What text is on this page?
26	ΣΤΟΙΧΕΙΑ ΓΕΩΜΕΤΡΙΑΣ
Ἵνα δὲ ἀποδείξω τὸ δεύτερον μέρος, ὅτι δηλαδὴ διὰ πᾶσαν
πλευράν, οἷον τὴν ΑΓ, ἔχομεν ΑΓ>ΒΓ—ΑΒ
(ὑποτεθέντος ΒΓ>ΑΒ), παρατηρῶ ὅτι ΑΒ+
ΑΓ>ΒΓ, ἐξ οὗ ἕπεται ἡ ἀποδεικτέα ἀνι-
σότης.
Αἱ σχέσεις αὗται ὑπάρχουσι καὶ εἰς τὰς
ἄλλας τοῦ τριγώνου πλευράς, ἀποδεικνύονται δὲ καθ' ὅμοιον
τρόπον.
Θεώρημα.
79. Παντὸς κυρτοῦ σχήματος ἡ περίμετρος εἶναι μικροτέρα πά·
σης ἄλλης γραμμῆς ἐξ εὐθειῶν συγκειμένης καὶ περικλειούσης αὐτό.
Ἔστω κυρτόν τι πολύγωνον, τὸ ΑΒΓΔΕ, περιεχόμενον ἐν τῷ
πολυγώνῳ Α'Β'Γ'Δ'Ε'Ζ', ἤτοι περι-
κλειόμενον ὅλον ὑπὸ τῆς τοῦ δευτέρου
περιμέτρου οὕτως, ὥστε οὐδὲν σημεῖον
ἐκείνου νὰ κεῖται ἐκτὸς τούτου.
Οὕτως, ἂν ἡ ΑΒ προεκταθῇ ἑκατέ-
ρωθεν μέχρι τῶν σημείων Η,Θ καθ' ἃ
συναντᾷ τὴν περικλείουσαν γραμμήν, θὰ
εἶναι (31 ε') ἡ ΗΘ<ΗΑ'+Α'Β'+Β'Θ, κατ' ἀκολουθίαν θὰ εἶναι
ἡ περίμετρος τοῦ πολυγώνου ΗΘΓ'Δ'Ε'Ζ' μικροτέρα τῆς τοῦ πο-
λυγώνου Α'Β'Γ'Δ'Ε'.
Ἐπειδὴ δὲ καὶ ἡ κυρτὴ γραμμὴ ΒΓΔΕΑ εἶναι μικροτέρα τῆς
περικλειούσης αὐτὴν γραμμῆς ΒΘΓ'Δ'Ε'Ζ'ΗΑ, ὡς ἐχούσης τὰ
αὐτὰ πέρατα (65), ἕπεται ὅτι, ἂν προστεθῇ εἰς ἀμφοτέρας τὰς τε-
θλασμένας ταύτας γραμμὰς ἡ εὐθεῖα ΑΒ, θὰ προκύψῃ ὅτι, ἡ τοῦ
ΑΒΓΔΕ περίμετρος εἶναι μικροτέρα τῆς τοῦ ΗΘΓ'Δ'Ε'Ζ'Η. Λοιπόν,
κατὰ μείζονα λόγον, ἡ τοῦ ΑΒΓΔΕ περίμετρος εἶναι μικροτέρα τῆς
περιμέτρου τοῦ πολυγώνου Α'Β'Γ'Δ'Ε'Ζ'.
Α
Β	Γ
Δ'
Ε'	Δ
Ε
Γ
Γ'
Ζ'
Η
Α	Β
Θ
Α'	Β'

*Exercise objective*:
Go through the listing above and return every line where the word "γραμμῆς" occurs.

*Exercise answer*:
σης ἄλλης γραμμῆς ἐξ εὐθειῶν συγκειμένης καὶ περικλειούσης αὐτό.
περικλειούσης αὐτὴν γραμμῆς ΒΘΓ'Δ'Ε'Ζ'ΗΑ, ὡς ἐχούσης τὰ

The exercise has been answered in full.